本文抜粋:
....

説明

感光層誘電率測定装置及び感光層誘電率測定方法

【課題】感光層の深さ方向に関して微小領域の誘電率を、デバイス状態のまま簡易で瞬時に得る。
【解決手段】レーザ光源8より感光体1に可視領域のレーザ光を照射すると共に感光層からのラマン散乱光成分を受光する分離光学素子と対物レンズ17とを有する顕微光学系9と、ラマン散乱光成分を分光する分光器10と、分光器により分光されたラマン散乱光の強度を検出する光検出器11とを有し光検出部で検出されたラマン散乱光の強度からラマン散乱光スペクトルを得るラマン分光測定装置7を備える。さらに、予め測定された、感光層の特徴的なラマン散乱ピークの強度と誘電率との相関データとを格納する相関データ格納部12と、ラマン分光測定装置で得られたラマン散乱光スペクトルから特徴的なラマン散乱ピークの強度を抽出して、相関データに基づき誘電率を演算する誘電率演算部13とを備える。

....

設問 a:
感光層誘電率測定装置の説明では、相関データ格納部12に何をしまっておくと書かれていますか。

....

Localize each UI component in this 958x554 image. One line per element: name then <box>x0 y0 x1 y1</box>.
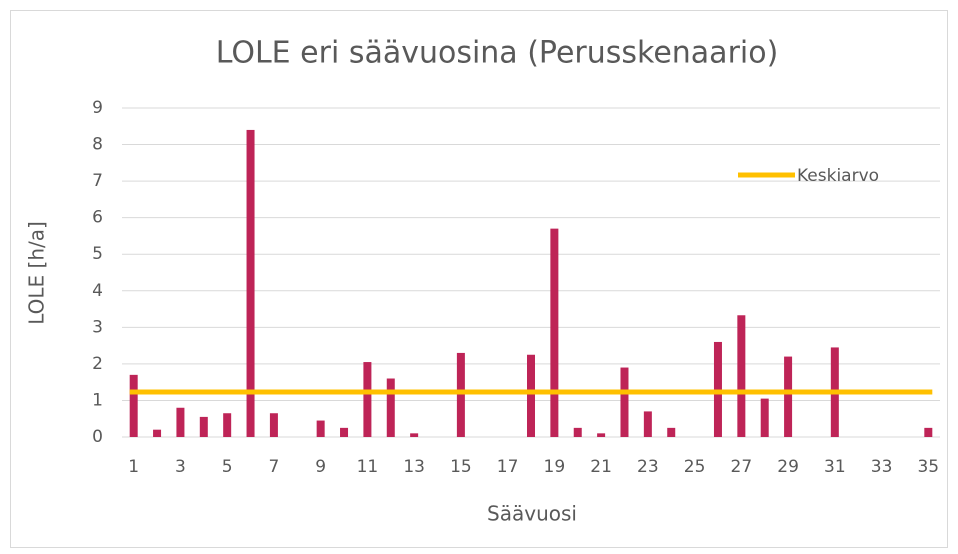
y-tick-label: 7 <box>92 171 103 191</box>
bar <box>340 427 349 437</box>
x-tick-label: 7 <box>269 457 280 477</box>
x-axis-label: Säävuosi <box>487 502 577 526</box>
x-tick-label: 21 <box>590 457 612 477</box>
x-tick-label: 5 <box>222 457 233 477</box>
y-tick-label: 8 <box>92 135 103 155</box>
bar <box>153 429 162 437</box>
bar <box>223 413 232 437</box>
x-tick-label: 29 <box>777 457 799 477</box>
x-tick-label: 13 <box>403 457 425 477</box>
bar <box>269 413 278 437</box>
bar <box>784 356 793 437</box>
y-tick-label: 9 <box>92 98 103 118</box>
x-tick-label: 9 <box>315 457 326 477</box>
legend-label: Keskiarvo <box>797 166 879 186</box>
x-tick-label: 15 <box>450 457 472 477</box>
x-tick-label: 35 <box>917 457 939 477</box>
y-tick-label: 3 <box>92 317 103 337</box>
bar <box>176 407 185 437</box>
x-tick-label: 23 <box>637 457 659 477</box>
x-tick-label: 27 <box>731 457 753 477</box>
x-tick-label: 25 <box>684 457 706 477</box>
bar <box>713 341 722 437</box>
bar <box>129 374 138 437</box>
y-tick-label: 4 <box>92 281 103 301</box>
bar <box>924 427 933 437</box>
bar <box>363 362 372 437</box>
bar <box>456 352 465 437</box>
bar <box>760 398 769 437</box>
bar <box>527 354 535 437</box>
x-tick-label: 33 <box>871 457 893 477</box>
bar <box>410 433 419 437</box>
y-axis-label: LOLE [h/a] <box>25 221 49 325</box>
bar <box>316 420 325 437</box>
bar <box>667 427 676 437</box>
bar <box>597 433 606 437</box>
x-tick-label: 19 <box>544 457 566 477</box>
x-tick-label: 11 <box>357 457 379 477</box>
bar <box>199 416 208 437</box>
x-tick-label: 3 <box>175 457 186 477</box>
bar <box>386 378 395 437</box>
bar <box>573 427 582 437</box>
bar <box>550 228 559 437</box>
bar <box>246 129 255 437</box>
y-tick-label: 2 <box>92 354 103 374</box>
y-tick-label: 6 <box>92 208 103 228</box>
bar <box>737 315 746 437</box>
x-tick-label: 1 <box>128 457 139 477</box>
y-tick-label: 0 <box>92 427 103 447</box>
bar <box>620 367 629 437</box>
y-tick-label: 1 <box>92 390 103 410</box>
chart-title: LOLE eri säävuosina (Perusskenaario) <box>216 36 779 71</box>
y-tick-label: 5 <box>92 244 103 264</box>
x-tick-label: 17 <box>497 457 519 477</box>
chart-border <box>10 10 948 548</box>
bar <box>643 411 652 437</box>
x-tick-label: 31 <box>824 457 846 477</box>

....

設問 b:
エントリのうち、「y-tick-label: 7 <box>92 171 103 191</box>」を含む行から最後の行までを、両はしの行も含めて書き直してください。「chart-border」を「chart-frame」に変え、ほかはそのままにしてください。

回答 a:
予め測定された、感光層の特徴的なラマン散乱ピークの強度と誘電率との相関データです。

回答 b:
y-tick-label: 7 <box>92 171 103 191</box>
bar <box>340 427 349 437</box>
x-tick-label: 7 <box>269 457 280 477</box>
x-axis-label: Säävuosi <box>487 502 577 526</box>
x-tick-label: 21 <box>590 457 612 477</box>
x-tick-label: 5 <box>222 457 233 477</box>
y-tick-label: 8 <box>92 135 103 155</box>
bar <box>153 429 162 437</box>
bar <box>223 413 232 437</box>
x-tick-label: 29 <box>777 457 799 477</box>
x-tick-label: 13 <box>403 457 425 477</box>
bar <box>269 413 278 437</box>
bar <box>784 356 793 437</box>
y-tick-label: 9 <box>92 98 103 118</box>
x-tick-label: 9 <box>315 457 326 477</box>
legend-label: Keskiarvo <box>797 166 879 186</box>
x-tick-label: 15 <box>450 457 472 477</box>
x-tick-label: 35 <box>917 457 939 477</box>
y-tick-label: 3 <box>92 317 103 337</box>
bar <box>176 407 185 437</box>
x-tick-label: 23 <box>637 457 659 477</box>
x-tick-label: 27 <box>731 457 753 477</box>
x-tick-label: 25 <box>684 457 706 477</box>
bar <box>713 341 722 437</box>
bar <box>129 374 138 437</box>
y-tick-label: 4 <box>92 281 103 301</box>
bar <box>924 427 933 437</box>
bar <box>363 362 372 437</box>
bar <box>456 352 465 437</box>
bar <box>760 398 769 437</box>
bar <box>527 354 535 437</box>
x-tick-label: 33 <box>871 457 893 477</box>
bar <box>410 433 419 437</box>
y-axis-label: LOLE [h/a] <box>25 221 49 325</box>
bar <box>316 420 325 437</box>
bar <box>667 427 676 437</box>
bar <box>597 433 606 437</box>
x-tick-label: 19 <box>544 457 566 477</box>
x-tick-label: 11 <box>357 457 379 477</box>
bar <box>199 416 208 437</box>
x-tick-label: 3 <box>175 457 186 477</box>
bar <box>386 378 395 437</box>
bar <box>573 427 582 437</box>
bar <box>550 228 559 437</box>
bar <box>246 129 255 437</box>
y-tick-label: 2 <box>92 354 103 374</box>
y-tick-label: 6 <box>92 208 103 228</box>
bar <box>737 315 746 437</box>
x-tick-label: 1 <box>128 457 139 477</box>
y-tick-label: 0 <box>92 427 103 447</box>
bar <box>620 367 629 437</box>
y-tick-label: 1 <box>92 390 103 410</box>
chart-title: LOLE eri säävuosina (Perusskenaario) <box>216 36 779 71</box>
y-tick-label: 5 <box>92 244 103 264</box>
x-tick-label: 17 <box>497 457 519 477</box>
chart-frame <box>10 10 948 548</box>
bar <box>643 411 652 437</box>
x-tick-label: 31 <box>824 457 846 477</box>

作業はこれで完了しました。